» What is expected: Repeat, exactly and completely, the entries shown underneath.

» Provided entries:

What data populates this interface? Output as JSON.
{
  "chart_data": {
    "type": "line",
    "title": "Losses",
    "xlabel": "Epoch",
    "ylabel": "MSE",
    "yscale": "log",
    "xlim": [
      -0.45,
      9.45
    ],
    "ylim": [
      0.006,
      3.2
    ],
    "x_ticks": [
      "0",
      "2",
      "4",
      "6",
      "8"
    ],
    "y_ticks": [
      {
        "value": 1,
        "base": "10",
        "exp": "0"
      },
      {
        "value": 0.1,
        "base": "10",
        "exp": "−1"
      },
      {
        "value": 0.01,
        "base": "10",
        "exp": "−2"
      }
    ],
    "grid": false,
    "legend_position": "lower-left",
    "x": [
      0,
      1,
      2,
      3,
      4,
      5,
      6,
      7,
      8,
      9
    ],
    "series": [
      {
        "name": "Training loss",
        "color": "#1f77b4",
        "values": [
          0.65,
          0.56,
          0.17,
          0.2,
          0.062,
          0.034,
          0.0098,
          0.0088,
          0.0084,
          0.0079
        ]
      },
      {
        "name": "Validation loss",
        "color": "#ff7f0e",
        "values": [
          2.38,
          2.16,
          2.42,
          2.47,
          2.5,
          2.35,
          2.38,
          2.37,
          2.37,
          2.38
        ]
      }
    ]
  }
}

» Task result:
What data populates this interface? Output as JSON.
{
  "chart_data": {
    "type": "line",
    "title": "Losses",
    "xlabel": "Epoch",
    "ylabel": "MSE",
    "yscale": "log",
    "xlim": [
      -0.45,
      9.45
    ],
    "ylim": [
      0.006,
      3.2
    ],
    "x_ticks": [
      "0",
      "2",
      "4",
      "6",
      "8"
    ],
    "y_ticks": [
      {
        "value": 1,
        "base": "10",
        "exp": "0"
      },
      {
        "value": 0.1,
        "base": "10",
        "exp": "−1"
      },
      {
        "value": 0.01,
        "base": "10",
        "exp": "−2"
      }
    ],
    "grid": false,
    "legend_position": "lower-left",
    "x": [
      0,
      1,
      2,
      3,
      4,
      5,
      6,
      7,
      8,
      9
    ],
    "series": [
      {
        "name": "Training loss",
        "color": "#1f77b4",
        "values": [
          0.65,
          0.56,
          0.17,
          0.2,
          0.062,
          0.034,
          0.0098,
          0.0088,
          0.0084,
          0.0079
        ]
      },
      {
        "name": "Validation loss",
        "color": "#ff7f0e",
        "values": [
          2.38,
          2.16,
          2.42,
          2.47,
          2.5,
          2.35,
          2.38,
          2.37,
          2.37,
          2.38
        ]
      }
    ]
  }
}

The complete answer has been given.